_Instructions to follow_
Reproduce all the entries exactly.

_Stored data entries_
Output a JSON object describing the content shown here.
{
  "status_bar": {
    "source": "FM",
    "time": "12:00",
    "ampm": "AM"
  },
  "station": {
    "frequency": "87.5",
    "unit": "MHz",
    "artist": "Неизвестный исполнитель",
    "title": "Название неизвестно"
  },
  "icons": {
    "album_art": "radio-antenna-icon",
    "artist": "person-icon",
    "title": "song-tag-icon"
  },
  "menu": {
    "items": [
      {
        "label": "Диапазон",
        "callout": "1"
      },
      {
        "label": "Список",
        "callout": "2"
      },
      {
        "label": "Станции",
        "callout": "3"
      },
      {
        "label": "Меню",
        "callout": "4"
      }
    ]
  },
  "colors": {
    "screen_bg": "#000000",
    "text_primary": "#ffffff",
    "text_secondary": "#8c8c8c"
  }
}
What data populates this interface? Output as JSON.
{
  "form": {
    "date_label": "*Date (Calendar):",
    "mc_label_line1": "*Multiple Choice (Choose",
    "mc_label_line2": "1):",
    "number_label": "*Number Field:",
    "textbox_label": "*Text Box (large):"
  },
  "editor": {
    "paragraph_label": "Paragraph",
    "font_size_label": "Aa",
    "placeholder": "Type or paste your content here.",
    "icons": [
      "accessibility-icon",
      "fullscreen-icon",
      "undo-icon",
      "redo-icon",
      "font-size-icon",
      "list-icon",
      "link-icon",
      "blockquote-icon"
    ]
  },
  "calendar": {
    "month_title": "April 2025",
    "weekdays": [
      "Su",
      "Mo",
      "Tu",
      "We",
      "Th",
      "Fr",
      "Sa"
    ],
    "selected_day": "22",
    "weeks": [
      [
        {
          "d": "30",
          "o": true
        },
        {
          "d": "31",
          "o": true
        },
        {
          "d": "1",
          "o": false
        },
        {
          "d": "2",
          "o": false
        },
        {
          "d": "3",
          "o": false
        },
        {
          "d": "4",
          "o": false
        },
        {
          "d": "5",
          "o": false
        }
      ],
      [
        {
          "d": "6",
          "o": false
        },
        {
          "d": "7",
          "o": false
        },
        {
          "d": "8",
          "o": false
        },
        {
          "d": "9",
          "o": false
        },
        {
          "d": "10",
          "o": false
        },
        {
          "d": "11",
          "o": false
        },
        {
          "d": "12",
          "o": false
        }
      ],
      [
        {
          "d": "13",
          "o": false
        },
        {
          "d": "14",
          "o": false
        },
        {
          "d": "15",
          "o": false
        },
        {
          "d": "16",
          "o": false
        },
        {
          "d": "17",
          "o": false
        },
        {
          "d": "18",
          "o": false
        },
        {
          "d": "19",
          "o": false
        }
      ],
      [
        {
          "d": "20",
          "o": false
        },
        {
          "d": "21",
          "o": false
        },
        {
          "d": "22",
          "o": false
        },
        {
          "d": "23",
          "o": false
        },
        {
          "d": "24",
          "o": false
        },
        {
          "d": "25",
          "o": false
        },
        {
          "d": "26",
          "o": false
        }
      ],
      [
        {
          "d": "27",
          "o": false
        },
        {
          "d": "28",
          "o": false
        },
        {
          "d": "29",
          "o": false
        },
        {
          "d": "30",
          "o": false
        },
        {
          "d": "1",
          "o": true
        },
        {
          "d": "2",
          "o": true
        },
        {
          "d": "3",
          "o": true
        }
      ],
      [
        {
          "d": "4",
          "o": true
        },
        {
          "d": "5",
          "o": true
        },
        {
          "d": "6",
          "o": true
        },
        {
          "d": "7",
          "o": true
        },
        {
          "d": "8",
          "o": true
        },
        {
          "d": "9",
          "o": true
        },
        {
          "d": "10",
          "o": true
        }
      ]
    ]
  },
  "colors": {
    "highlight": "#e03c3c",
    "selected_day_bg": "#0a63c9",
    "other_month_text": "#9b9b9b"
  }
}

_Finished exercise_
Output a JSON object describing the content shown here.
{
  "status_bar": {
    "source": "FM",
    "time": "12:00",
    "ampm": "AM"
  },
  "station": {
    "frequency": "87.5",
    "unit": "MHz",
    "artist": "Неизвестный исполнитель",
    "title": "Название неизвестно"
  },
  "icons": {
    "album_art": "radio-antenna-icon",
    "artist": "person-icon",
    "title": "song-tag-icon"
  },
  "menu": {
    "items": [
      {
        "label": "Диапазон",
        "callout": "1"
      },
      {
        "label": "Список",
        "callout": "2"
      },
      {
        "label": "Станции",
        "callout": "3"
      },
      {
        "label": "Меню",
        "callout": "4"
      }
    ]
  },
  "colors": {
    "screen_bg": "#000000",
    "text_primary": "#ffffff",
    "text_secondary": "#8c8c8c"
  }
}
What data populates this interface? Output as JSON.
{
  "form": {
    "date_label": "*Date (Calendar):",
    "mc_label_line1": "*Multiple Choice (Choose",
    "mc_label_line2": "1):",
    "number_label": "*Number Field:",
    "textbox_label": "*Text Box (large):"
  },
  "editor": {
    "paragraph_label": "Paragraph",
    "font_size_label": "Aa",
    "placeholder": "Type or paste your content here.",
    "icons": [
      "accessibility-icon",
      "fullscreen-icon",
      "undo-icon",
      "redo-icon",
      "font-size-icon",
      "list-icon",
      "link-icon",
      "blockquote-icon"
    ]
  },
  "calendar": {
    "month_title": "April 2025",
    "weekdays": [
      "Su",
      "Mo",
      "Tu",
      "We",
      "Th",
      "Fr",
      "Sa"
    ],
    "selected_day": "22",
    "weeks": [
      [
        {
          "d": "30",
          "o": true
        },
        {
          "d": "31",
          "o": true
        },
        {
          "d": "1",
          "o": false
        },
        {
          "d": "2",
          "o": false
        },
        {
          "d": "3",
          "o": false
        },
        {
          "d": "4",
          "o": false
        },
        {
          "d": "5",
          "o": false
        }
      ],
      [
        {
          "d": "6",
          "o": false
        },
        {
          "d": "7",
          "o": false
        },
        {
          "d": "8",
          "o": false
        },
        {
          "d": "9",
          "o": false
        },
        {
          "d": "10",
          "o": false
        },
        {
          "d": "11",
          "o": false
        },
        {
          "d": "12",
          "o": false
        }
      ],
      [
        {
          "d": "13",
          "o": false
        },
        {
          "d": "14",
          "o": false
        },
        {
          "d": "15",
          "o": false
        },
        {
          "d": "16",
          "o": false
        },
        {
          "d": "17",
          "o": false
        },
        {
          "d": "18",
          "o": false
        },
        {
          "d": "19",
          "o": false
        }
      ],
      [
        {
          "d": "20",
          "o": false
        },
        {
          "d": "21",
          "o": false
        },
        {
          "d": "22",
          "o": false
        },
        {
          "d": "23",
          "o": false
        },
        {
          "d": "24",
          "o": false
        },
        {
          "d": "25",
          "o": false
        },
        {
          "d": "26",
          "o": false
        }
      ],
      [
        {
          "d": "27",
          "o": false
        },
        {
          "d": "28",
          "o": false
        },
        {
          "d": "29",
          "o": false
        },
        {
          "d": "30",
          "o": false
        },
        {
          "d": "1",
          "o": true
        },
        {
          "d": "2",
          "o": true
        },
        {
          "d": "3",
          "o": true
        }
      ],
      [
        {
          "d": "4",
          "o": true
        },
        {
          "d": "5",
          "o": true
        },
        {
          "d": "6",
          "o": true
        },
        {
          "d": "7",
          "o": true
        },
        {
          "d": "8",
          "o": true
        },
        {
          "d": "9",
          "o": true
        },
        {
          "d": "10",
          "o": true
        }
      ]
    ]
  },
  "colors": {
    "highlight": "#e03c3c",
    "selected_day_bg": "#0a63c9",
    "other_month_text": "#9b9b9b"
  }
}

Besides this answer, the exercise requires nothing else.